STATED EXERCISE:
Pull every line of the entries that has the word "subtitle".

--- start of MATERIAL PROVIDED ---

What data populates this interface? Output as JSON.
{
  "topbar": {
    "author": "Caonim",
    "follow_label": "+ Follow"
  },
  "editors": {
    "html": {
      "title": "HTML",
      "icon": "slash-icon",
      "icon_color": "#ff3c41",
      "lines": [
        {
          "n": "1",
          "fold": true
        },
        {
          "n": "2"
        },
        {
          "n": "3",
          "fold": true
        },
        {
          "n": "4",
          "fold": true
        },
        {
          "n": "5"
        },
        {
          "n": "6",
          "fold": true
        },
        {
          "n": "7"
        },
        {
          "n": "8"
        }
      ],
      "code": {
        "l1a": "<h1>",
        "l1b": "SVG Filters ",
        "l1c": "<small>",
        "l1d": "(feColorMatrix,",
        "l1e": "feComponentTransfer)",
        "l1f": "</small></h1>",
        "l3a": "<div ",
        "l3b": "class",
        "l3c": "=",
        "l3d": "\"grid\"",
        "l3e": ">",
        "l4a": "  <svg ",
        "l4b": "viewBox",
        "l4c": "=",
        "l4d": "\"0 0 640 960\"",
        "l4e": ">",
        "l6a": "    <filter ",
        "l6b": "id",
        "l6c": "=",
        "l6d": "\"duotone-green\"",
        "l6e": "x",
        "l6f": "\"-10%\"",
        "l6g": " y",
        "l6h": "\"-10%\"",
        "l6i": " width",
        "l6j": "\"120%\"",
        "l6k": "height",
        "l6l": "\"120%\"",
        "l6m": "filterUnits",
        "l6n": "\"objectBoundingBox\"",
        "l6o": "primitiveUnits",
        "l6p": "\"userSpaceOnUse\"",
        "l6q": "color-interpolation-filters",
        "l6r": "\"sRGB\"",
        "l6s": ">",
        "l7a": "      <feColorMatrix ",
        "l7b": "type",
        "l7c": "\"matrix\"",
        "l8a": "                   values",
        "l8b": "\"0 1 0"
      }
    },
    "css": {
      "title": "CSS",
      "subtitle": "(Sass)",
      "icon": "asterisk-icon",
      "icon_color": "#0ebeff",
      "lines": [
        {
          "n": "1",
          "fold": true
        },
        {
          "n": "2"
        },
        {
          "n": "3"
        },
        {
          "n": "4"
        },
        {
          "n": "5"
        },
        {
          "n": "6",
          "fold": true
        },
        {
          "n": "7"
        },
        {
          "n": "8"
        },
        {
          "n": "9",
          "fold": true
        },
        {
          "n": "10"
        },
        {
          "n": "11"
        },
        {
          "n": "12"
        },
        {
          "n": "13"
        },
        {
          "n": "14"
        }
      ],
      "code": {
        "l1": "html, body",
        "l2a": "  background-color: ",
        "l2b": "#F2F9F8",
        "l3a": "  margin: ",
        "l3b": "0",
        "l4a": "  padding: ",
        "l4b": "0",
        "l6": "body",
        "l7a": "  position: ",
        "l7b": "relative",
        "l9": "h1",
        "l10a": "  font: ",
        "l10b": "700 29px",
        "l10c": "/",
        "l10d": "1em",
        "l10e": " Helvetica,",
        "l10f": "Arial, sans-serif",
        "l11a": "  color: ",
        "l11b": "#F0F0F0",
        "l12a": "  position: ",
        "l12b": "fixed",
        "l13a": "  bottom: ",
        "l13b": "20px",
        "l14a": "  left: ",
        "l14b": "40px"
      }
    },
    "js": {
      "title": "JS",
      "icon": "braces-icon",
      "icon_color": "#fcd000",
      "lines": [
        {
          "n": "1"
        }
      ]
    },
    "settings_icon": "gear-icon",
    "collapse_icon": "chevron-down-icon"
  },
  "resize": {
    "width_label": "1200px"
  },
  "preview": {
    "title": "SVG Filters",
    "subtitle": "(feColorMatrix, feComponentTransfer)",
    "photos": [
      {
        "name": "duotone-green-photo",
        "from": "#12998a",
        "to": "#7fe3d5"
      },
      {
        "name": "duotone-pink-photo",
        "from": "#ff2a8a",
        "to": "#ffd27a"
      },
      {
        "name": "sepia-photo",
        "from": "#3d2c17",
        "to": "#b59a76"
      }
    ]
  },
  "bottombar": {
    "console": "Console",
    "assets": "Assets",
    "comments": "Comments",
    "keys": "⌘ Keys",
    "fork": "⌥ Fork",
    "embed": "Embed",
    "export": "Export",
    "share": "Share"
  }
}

--- end of MATERIAL PROVIDED ---

RESPONSE BELOW:
      "subtitle": "(Sass)",
    "subtitle": "(feColorMatrix, feComponentTransfer)",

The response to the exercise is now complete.